SOURCE DOCUMENT:
⟨

Watching Out for the Biggest Time Waster in Mobile Content Management
An incredibly important factor that should never be overlooked by any company that has an enterprise mobile strategy is the TCO, or total cost of ownership, associated with each mobile device that is used in the field. The TCO is about much more than the upfront cost of a smartphone, notebook, tablet, or other portable device. It’s also the cost of repairs, upgrades, peripherals (if applicable), and downtime. By estimating a TCO for every device, your company is empowered to make smarter buying decisions when it comes to mobile content management and device deployment.
Device Failure: Your TCO’s Worst Enemy
When it comes to which factor most greatly impacts the total cost associated with any enterprise mobile device, the hands-down winner—or loser, depending on how you look at it—is device failure in the field. This is because the result is three-pronged: according to research by VDC, each device failure brings with it a productivity loss in the field, internal time spent diagnosing or repairing the problem, and time required to redeploy. Between these three factors, each device failure can cause anywhere from 180 to 260 minutes in total downtime.
Rugged Devices: The Solution?

⟩

STORED DATA:
⟨

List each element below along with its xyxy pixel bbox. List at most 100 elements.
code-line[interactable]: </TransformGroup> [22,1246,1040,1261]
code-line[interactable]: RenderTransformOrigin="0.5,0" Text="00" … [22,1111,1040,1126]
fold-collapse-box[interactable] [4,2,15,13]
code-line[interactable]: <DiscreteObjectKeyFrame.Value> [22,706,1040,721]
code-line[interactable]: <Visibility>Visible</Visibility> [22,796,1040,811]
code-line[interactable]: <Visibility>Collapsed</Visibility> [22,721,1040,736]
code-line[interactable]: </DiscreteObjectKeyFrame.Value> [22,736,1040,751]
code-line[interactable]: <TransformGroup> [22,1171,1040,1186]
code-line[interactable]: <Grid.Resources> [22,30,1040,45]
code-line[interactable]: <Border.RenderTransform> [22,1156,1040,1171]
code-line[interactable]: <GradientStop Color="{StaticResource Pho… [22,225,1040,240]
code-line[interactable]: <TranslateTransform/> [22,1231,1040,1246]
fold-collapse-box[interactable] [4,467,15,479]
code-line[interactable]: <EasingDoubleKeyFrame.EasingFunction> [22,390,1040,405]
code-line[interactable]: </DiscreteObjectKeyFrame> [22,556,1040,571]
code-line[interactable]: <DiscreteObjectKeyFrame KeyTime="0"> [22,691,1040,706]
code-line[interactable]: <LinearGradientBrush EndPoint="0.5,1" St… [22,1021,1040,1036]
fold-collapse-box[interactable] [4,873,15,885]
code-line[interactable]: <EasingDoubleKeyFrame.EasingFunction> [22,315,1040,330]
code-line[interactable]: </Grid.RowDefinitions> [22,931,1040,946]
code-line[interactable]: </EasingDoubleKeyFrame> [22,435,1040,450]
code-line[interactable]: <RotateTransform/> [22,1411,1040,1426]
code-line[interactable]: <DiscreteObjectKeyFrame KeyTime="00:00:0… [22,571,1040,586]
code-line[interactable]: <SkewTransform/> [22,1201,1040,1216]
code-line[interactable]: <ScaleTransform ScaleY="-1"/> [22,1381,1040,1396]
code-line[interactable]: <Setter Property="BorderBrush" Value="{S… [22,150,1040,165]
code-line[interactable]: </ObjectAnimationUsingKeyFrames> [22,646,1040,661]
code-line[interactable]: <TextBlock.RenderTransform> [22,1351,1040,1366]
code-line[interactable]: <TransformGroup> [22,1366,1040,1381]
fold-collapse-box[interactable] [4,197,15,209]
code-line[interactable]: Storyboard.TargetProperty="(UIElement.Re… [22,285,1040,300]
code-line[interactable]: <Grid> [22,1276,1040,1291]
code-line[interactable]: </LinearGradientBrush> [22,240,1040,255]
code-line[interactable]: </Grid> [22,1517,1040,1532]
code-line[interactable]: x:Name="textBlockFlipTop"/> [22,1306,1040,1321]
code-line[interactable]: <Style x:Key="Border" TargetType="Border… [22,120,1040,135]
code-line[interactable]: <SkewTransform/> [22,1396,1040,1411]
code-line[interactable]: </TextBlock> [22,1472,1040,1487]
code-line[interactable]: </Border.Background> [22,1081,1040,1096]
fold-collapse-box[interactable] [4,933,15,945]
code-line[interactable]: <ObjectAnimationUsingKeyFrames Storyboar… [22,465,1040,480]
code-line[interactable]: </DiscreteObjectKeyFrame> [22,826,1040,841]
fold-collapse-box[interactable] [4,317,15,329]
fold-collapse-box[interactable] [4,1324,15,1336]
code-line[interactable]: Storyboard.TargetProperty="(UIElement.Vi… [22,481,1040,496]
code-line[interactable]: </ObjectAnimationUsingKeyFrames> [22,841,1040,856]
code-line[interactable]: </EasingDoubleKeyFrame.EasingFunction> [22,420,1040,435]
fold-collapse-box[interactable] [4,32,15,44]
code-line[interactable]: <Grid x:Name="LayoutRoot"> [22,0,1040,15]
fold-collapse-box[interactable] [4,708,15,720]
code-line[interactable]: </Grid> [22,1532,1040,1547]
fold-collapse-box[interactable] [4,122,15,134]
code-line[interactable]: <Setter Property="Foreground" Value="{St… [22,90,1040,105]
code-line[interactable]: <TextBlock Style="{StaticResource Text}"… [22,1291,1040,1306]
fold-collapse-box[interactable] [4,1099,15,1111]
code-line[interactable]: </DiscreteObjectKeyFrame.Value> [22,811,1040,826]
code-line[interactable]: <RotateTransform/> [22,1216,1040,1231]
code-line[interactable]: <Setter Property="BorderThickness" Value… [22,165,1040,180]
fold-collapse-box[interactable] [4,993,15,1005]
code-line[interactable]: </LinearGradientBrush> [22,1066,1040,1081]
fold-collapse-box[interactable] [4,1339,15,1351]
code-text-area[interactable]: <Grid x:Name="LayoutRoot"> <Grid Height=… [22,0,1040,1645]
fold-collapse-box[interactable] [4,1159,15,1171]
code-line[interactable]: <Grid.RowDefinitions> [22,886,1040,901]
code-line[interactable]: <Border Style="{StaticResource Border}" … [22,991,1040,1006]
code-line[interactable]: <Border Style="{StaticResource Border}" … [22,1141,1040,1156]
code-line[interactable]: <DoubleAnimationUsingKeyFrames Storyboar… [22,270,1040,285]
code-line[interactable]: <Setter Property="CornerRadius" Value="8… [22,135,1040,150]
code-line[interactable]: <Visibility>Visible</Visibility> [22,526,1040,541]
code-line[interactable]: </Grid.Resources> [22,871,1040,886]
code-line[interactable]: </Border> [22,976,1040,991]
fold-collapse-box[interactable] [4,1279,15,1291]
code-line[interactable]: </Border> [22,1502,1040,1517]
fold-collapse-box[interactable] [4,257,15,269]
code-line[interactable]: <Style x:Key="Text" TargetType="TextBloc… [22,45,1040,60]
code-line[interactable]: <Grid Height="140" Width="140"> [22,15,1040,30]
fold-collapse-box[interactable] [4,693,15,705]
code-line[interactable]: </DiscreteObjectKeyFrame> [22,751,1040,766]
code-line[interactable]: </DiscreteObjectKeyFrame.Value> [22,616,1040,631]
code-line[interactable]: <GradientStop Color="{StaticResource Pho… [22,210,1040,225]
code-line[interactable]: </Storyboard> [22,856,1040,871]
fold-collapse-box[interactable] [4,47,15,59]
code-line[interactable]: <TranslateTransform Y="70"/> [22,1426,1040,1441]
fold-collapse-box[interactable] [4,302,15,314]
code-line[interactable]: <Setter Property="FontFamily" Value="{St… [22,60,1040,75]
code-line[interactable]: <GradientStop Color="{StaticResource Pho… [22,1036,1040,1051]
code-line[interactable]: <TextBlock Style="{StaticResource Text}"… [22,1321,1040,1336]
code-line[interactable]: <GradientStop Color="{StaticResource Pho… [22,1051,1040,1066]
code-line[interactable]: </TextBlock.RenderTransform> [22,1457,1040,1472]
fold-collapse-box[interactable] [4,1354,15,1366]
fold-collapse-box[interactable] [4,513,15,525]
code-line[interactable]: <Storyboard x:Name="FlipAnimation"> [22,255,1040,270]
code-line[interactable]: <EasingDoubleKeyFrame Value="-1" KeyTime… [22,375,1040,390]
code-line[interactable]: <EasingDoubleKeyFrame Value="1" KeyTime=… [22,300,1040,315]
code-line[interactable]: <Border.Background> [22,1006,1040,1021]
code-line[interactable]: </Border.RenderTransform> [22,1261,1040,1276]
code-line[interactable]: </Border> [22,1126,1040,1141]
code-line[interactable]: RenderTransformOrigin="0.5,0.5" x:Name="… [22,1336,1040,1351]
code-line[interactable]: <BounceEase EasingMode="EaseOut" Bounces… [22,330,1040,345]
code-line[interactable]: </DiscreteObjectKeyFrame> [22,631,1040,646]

⟩

WORK TASK A: According to the mobile device cost article, how much total downtime can a single device failure cause?
WORK TASK B: From the mobile device cost article, copy the stretch from "Watching Out for" through "and device deployment.".
WORK TASK C: Using the mobile device cost article, explain why device failure in the field has the greatest impact on a device's total cost of ownership.

RESPONSE A: Anywhere from 180 to 260 minutes.

RESPONSE B:
Watching Out for the Biggest Time Waster in Mobile Content Management
An incredibly important factor that should never be overlooked by any company that has an enterprise mobile strategy is the TCO, or total cost of ownership, associated with each mobile device that is used in the field. The TCO is about much more than the upfront cost of a smartphone, notebook, tablet, or other portable device. It’s also the cost of repairs, upgrades, peripherals (if applicable), and downtime. By estimating a TCO for every device, your company is empowered to make smarter buying decisions when it comes to mobile content management and device deployment.

RESPONSE C: Its result is three-pronged. According to VDC research, each failure brings a productivity loss in the field, internal time spent diagnosing or repairing the problem, and time required to redeploy.